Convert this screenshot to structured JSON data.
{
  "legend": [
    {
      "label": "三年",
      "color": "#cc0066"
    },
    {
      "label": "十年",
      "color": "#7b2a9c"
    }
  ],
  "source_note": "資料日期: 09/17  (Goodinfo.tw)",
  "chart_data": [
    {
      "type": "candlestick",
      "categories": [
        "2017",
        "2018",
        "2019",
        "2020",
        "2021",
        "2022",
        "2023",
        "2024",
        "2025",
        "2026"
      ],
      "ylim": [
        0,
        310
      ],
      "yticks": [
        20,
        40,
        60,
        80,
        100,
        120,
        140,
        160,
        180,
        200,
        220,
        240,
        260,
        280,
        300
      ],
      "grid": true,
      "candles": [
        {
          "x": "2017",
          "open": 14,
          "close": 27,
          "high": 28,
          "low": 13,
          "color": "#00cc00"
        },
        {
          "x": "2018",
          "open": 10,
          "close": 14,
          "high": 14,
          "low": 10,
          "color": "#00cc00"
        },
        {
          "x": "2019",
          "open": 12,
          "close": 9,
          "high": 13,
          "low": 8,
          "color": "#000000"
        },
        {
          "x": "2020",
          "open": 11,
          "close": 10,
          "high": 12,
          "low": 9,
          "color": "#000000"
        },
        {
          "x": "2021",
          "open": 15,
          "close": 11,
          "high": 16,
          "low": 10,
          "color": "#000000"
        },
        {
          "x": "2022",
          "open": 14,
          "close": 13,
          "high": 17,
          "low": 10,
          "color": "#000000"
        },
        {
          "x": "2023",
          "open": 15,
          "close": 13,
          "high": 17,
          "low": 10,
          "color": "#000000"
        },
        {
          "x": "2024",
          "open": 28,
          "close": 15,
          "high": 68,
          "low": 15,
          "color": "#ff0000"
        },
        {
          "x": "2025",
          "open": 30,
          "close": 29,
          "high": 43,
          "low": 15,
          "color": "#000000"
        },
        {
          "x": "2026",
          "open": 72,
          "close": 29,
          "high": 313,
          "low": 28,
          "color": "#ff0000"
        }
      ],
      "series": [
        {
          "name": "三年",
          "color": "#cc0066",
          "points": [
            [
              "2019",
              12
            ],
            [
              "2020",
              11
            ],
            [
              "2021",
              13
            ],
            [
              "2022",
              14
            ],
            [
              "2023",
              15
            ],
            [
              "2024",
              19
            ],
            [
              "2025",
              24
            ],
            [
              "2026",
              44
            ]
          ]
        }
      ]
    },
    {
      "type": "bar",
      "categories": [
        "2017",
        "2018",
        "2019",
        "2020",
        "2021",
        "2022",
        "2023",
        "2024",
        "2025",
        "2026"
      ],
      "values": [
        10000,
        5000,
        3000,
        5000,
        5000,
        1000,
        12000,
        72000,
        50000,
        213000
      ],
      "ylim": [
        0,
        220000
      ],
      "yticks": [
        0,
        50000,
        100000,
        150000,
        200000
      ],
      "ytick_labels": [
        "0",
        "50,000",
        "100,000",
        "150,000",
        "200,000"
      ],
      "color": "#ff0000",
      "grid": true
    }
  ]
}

____________________

* _TO DO_
Transcribe every entry exactly, omitting nothing.

* _TASK RESPONSE_
Convert this screenshot to structured JSON data.
{
  "legend": [
    {
      "label": "三年",
      "color": "#cc0066"
    },
    {
      "label": "十年",
      "color": "#7b2a9c"
    }
  ],
  "source_note": "資料日期: 09/17  (Goodinfo.tw)",
  "chart_data": [
    {
      "type": "candlestick",
      "categories": [
        "2017",
        "2018",
        "2019",
        "2020",
        "2021",
        "2022",
        "2023",
        "2024",
        "2025",
        "2026"
      ],
      "ylim": [
        0,
        310
      ],
      "yticks": [
        20,
        40,
        60,
        80,
        100,
        120,
        140,
        160,
        180,
        200,
        220,
        240,
        260,
        280,
        300
      ],
      "grid": true,
      "candles": [
        {
          "x": "2017",
          "open": 14,
          "close": 27,
          "high": 28,
          "low": 13,
          "color": "#00cc00"
        },
        {
          "x": "2018",
          "open": 10,
          "close": 14,
          "high": 14,
          "low": 10,
          "color": "#00cc00"
        },
        {
          "x": "2019",
          "open": 12,
          "close": 9,
          "high": 13,
          "low": 8,
          "color": "#000000"
        },
        {
          "x": "2020",
          "open": 11,
          "close": 10,
          "high": 12,
          "low": 9,
          "color": "#000000"
        },
        {
          "x": "2021",
          "open": 15,
          "close": 11,
          "high": 16,
          "low": 10,
          "color": "#000000"
        },
        {
          "x": "2022",
          "open": 14,
          "close": 13,
          "high": 17,
          "low": 10,
          "color": "#000000"
        },
        {
          "x": "2023",
          "open": 15,
          "close": 13,
          "high": 17,
          "low": 10,
          "color": "#000000"
        },
        {
          "x": "2024",
          "open": 28,
          "close": 15,
          "high": 68,
          "low": 15,
          "color": "#ff0000"
        },
        {
          "x": "2025",
          "open": 30,
          "close": 29,
          "high": 43,
          "low": 15,
          "color": "#000000"
        },
        {
          "x": "2026",
          "open": 72,
          "close": 29,
          "high": 313,
          "low": 28,
          "color": "#ff0000"
        }
      ],
      "series": [
        {
          "name": "三年",
          "color": "#cc0066",
          "points": [
            [
              "2019",
              12
            ],
            [
              "2020",
              11
            ],
            [
              "2021",
              13
            ],
            [
              "2022",
              14
            ],
            [
              "2023",
              15
            ],
            [
              "2024",
              19
            ],
            [
              "2025",
              24
            ],
            [
              "2026",
              44
            ]
          ]
        }
      ]
    },
    {
      "type": "bar",
      "categories": [
        "2017",
        "2018",
        "2019",
        "2020",
        "2021",
        "2022",
        "2023",
        "2024",
        "2025",
        "2026"
      ],
      "values": [
        10000,
        5000,
        3000,
        5000,
        5000,
        1000,
        12000,
        72000,
        50000,
        213000
      ],
      "ylim": [
        0,
        220000
      ],
      "yticks": [
        0,
        50000,
        100000,
        150000,
        200000
      ],
      "ytick_labels": [
        "0",
        "50,000",
        "100,000",
        "150,000",
        "200,000"
      ],
      "color": "#ff0000",
      "grid": true
    }
  ]
}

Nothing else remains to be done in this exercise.